▶ [What you are asked to do] From the entries below, copy out every line with "document" in it.

[Start Records]

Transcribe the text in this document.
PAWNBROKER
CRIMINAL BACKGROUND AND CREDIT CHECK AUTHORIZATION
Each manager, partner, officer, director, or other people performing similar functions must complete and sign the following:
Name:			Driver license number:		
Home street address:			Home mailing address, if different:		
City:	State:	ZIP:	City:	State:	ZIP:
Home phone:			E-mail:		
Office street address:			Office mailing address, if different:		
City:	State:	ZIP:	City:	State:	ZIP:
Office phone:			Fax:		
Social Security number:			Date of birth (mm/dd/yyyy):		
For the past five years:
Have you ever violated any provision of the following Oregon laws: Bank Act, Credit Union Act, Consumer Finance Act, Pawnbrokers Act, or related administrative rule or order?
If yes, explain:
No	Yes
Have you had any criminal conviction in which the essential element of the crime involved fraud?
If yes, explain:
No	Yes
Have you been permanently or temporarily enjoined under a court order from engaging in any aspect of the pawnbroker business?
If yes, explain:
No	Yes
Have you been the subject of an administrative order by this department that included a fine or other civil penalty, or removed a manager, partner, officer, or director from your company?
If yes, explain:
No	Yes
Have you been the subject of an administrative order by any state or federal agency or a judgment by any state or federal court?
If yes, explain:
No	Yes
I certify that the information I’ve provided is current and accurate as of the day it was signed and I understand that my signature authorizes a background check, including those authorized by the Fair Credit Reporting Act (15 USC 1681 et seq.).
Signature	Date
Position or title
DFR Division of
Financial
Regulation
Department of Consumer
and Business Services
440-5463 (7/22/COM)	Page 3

[End Records]
[Start Records]

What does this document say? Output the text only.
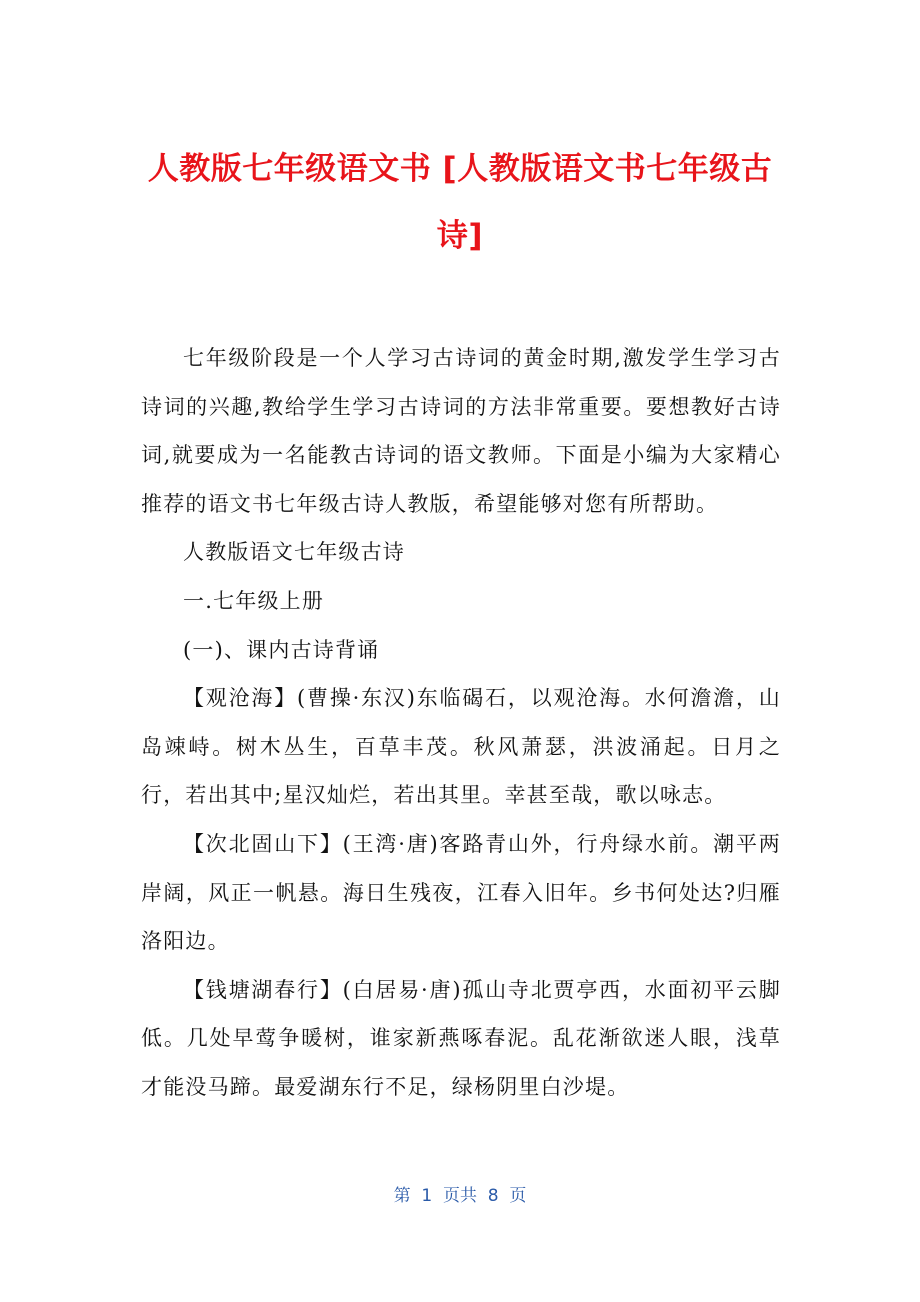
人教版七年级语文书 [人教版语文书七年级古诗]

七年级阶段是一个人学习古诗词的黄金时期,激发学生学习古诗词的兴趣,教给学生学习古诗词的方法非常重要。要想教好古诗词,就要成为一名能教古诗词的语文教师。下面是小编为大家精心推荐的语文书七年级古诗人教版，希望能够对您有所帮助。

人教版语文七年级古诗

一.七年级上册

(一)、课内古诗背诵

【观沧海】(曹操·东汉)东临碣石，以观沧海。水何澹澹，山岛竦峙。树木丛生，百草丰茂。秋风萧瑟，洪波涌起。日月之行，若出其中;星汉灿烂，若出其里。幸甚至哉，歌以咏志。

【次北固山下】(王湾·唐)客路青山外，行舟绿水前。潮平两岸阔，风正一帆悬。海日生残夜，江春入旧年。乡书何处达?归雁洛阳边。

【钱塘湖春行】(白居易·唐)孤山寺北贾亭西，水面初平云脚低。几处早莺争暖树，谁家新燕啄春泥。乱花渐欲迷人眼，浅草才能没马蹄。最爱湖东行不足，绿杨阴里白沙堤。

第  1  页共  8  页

[End Records]

▶ [Answer]
Transcribe the text in this document.
What does this document say? Output the text only.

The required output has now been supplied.